Page text:

══════════════════════════════

In case you haven’t realized it has been a summer of facial reconstruction for the NBA’s landscape. That continued today with another Woj bomb announcing that Russell Westbrook and James Harden will now be teaming up in exchange for Chris Paul’s dignity.

Daryl Morey has a well-known affinity for pursuing talent and certainly got better in that department by adding a stat-producing machine in Westbrook, who will be looking to continue to compete while the Thunder continue to stuff their war chest for the future.

Houston will be looking to re-tool and make things work by reuniting former teammates Westbrook and James Harden after Chris Paul’s age and friction with Harden saw the team take a half-step back last season after nearly making the Finals the year before.

Here are some quick initial thoughts after the league’s latest big move.

The Obvious. How does it Work In Houston?

Houston is known for being particularly numbers and analytics-driven. That is why Harden, one of the most efficient high-usage players in league history, is perfect to lead their bombs-away fast-paced offense.

══════════════════════════════

Requirements:
Extend the article on the Russell Westbrook trade to Houston, picking up after its last sentence.

Source material:
══════════════════════════════

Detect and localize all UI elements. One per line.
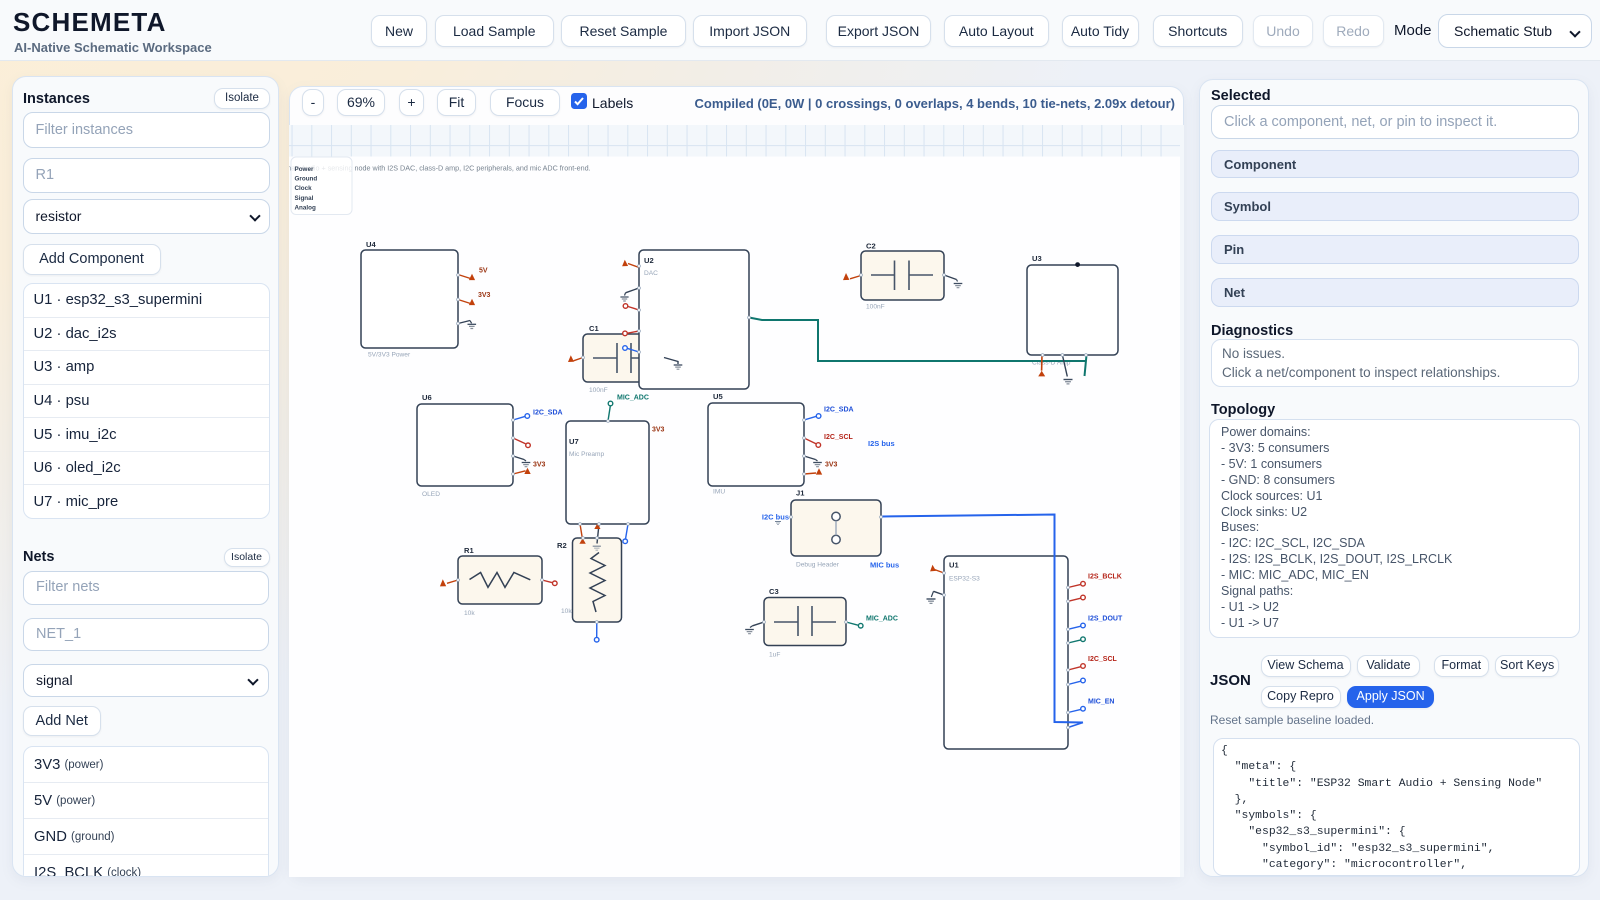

══════════════════════════════

Output for this exercise:
Westbrook
Michael Dwyer/Associated Press

Those reasons are why this move was mildly surprising to me. Westbrook happens to be one of the least efficient high-usage players in league history and his jump shot seems to get worse by the second.

Westbrook was his usual high-production self last season, averaging 22.9 points 11.1 rebounds and 10.7 assists per game. Those numbers wilt in the light a little when you look at the 29% mark from 3 point range combined with a puzzling career-high 5.6 3 point attempts per game. Westbrook is always the hammer and never the chisel. Either his playing style — or Mike D’Antoni’s system — will have to change in order to accomodate Westbrook’s strengths and weaknesses.

This is not a question of talent. It is going to be a question of fit. We have not seen Russell Westbrook play much off the ball at all. Yet we know that Harden had an MVP-level year and will need massive touches to duplicate last season’s success. Those who hated watching Houston’s style of play last year are really going to be in for it now.

Chris Paul’s Fate

I can’t believe that Chris Paul is at the point in his career where a team has to give up four years of draft rights just to get his contract off of their books.

The initial swirling thoughts were that maybe OKC would continue to flip assets and move Paul for more draft pieces, but now sources are saying otherwise.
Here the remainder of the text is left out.